▶ _Goal_: Your answer should be a single number: how many lines in the data below hold the string "изделий".

▶ _Record extracts_:

· · · · · · ·

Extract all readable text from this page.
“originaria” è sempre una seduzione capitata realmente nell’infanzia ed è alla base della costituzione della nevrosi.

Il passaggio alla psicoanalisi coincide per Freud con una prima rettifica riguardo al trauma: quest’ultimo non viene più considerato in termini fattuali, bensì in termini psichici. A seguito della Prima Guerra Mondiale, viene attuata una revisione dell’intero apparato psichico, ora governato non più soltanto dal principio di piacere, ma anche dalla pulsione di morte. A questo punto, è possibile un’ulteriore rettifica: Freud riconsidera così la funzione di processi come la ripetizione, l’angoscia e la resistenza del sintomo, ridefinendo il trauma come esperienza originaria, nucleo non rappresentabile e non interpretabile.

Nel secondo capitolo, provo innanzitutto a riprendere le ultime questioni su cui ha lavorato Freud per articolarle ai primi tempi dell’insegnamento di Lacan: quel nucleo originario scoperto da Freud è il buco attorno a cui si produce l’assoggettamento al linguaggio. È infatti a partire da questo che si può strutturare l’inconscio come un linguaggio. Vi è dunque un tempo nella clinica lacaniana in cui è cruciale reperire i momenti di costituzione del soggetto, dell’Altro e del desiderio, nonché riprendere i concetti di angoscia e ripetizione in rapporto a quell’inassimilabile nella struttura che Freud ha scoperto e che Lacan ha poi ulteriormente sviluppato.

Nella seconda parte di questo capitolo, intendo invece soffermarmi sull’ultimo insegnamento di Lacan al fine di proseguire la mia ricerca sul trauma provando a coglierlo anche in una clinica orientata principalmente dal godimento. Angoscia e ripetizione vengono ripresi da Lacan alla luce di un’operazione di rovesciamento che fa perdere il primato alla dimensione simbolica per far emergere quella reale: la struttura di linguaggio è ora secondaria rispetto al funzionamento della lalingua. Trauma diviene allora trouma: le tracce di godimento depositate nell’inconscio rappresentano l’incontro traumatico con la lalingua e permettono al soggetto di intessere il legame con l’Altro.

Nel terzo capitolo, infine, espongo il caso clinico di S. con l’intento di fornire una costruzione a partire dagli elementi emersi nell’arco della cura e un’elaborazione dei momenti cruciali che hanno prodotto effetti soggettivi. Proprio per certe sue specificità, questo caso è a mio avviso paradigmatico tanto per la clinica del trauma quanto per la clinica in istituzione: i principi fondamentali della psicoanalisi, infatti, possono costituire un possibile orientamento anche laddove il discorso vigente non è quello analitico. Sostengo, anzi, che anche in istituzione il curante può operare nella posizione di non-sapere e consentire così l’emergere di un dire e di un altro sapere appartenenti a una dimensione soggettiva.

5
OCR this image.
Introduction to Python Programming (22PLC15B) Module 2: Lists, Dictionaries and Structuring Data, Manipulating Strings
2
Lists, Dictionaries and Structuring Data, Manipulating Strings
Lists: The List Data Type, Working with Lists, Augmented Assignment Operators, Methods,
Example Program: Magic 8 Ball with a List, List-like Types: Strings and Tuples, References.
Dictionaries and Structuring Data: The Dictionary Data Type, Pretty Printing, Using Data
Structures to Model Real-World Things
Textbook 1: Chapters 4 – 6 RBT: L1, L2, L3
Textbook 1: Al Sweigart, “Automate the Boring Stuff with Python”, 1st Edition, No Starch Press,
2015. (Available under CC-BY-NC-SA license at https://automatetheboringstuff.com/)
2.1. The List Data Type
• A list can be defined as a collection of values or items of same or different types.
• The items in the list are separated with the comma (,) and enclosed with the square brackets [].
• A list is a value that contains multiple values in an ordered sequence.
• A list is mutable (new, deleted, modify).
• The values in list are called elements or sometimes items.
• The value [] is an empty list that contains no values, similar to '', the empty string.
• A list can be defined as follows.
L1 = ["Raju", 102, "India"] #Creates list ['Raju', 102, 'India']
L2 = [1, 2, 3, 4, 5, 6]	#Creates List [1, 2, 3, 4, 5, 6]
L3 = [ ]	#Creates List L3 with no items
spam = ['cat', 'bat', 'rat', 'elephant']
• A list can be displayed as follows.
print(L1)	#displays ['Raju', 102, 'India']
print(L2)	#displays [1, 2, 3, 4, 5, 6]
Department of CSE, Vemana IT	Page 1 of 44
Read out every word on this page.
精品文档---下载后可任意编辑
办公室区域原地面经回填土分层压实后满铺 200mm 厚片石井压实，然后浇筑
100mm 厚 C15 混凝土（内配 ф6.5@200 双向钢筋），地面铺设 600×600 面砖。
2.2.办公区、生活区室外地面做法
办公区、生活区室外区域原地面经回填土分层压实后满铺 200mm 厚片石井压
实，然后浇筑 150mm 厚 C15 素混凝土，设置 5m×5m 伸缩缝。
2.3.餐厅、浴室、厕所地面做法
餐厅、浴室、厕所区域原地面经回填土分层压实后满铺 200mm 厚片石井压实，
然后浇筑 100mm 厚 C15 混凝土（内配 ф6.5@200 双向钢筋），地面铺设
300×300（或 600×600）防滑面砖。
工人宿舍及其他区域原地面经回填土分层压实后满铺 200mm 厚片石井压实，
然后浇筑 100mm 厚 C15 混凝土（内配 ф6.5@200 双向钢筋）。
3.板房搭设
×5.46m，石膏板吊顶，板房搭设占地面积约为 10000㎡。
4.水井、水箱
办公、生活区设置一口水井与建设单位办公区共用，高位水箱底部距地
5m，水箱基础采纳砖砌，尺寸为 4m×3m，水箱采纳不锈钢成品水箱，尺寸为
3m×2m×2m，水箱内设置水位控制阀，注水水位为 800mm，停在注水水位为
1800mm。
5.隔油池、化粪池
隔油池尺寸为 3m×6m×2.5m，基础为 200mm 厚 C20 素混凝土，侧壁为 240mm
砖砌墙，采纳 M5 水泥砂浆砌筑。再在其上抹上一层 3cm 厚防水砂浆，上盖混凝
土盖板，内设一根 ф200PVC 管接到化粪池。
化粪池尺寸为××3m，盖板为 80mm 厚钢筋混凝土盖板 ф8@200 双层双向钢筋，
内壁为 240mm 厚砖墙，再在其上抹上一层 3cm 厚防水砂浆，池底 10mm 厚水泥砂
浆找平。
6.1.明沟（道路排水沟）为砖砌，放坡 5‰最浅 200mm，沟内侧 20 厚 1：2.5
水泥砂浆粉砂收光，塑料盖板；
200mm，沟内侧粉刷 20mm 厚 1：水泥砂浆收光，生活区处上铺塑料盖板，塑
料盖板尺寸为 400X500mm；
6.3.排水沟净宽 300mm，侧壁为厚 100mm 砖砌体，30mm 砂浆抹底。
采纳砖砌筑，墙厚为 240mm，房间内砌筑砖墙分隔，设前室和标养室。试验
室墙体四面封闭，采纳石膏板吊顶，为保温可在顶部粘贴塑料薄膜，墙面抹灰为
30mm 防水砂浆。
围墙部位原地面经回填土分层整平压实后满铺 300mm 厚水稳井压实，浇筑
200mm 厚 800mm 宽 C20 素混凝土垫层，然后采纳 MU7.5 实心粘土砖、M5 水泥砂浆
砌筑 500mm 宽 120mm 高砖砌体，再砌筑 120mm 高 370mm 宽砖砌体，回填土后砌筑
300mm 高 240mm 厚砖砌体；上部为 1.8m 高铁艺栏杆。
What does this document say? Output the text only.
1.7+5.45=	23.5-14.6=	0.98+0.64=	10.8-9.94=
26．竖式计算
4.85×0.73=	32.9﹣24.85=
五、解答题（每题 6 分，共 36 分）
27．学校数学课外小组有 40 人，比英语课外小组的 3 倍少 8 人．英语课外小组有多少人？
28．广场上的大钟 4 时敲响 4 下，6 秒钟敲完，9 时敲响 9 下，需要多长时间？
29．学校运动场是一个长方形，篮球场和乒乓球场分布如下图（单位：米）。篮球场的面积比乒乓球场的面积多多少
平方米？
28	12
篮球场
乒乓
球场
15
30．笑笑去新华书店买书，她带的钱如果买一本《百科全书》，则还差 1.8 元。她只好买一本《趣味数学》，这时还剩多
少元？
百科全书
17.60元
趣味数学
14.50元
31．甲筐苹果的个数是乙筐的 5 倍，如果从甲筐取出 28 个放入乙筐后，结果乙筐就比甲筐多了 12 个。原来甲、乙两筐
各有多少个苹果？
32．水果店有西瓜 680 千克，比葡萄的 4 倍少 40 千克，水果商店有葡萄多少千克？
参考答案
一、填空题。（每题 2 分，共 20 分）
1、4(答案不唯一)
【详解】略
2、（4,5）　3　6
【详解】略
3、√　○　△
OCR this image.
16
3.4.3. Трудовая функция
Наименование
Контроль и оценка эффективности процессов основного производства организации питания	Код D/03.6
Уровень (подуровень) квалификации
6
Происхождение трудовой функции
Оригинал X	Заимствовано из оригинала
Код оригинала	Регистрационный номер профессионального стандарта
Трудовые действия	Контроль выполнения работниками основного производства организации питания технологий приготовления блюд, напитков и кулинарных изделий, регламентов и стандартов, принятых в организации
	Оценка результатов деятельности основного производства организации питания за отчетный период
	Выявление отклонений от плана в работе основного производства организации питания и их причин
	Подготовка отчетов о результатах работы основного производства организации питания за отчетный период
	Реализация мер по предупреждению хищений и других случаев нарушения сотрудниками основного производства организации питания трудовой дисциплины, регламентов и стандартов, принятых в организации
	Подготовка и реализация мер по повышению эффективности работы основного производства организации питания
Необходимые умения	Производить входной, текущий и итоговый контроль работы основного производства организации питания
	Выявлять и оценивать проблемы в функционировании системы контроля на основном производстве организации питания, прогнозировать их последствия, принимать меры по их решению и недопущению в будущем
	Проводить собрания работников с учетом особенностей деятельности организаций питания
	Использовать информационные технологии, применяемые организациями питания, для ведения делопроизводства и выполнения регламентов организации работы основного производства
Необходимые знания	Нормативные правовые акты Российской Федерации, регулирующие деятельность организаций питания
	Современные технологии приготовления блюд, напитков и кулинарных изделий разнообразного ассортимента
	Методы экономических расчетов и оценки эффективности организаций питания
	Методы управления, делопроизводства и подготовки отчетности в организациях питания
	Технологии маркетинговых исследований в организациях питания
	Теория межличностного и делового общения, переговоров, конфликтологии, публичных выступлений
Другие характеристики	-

· · · · · · ·

▶ _Solution to this exercise_: 2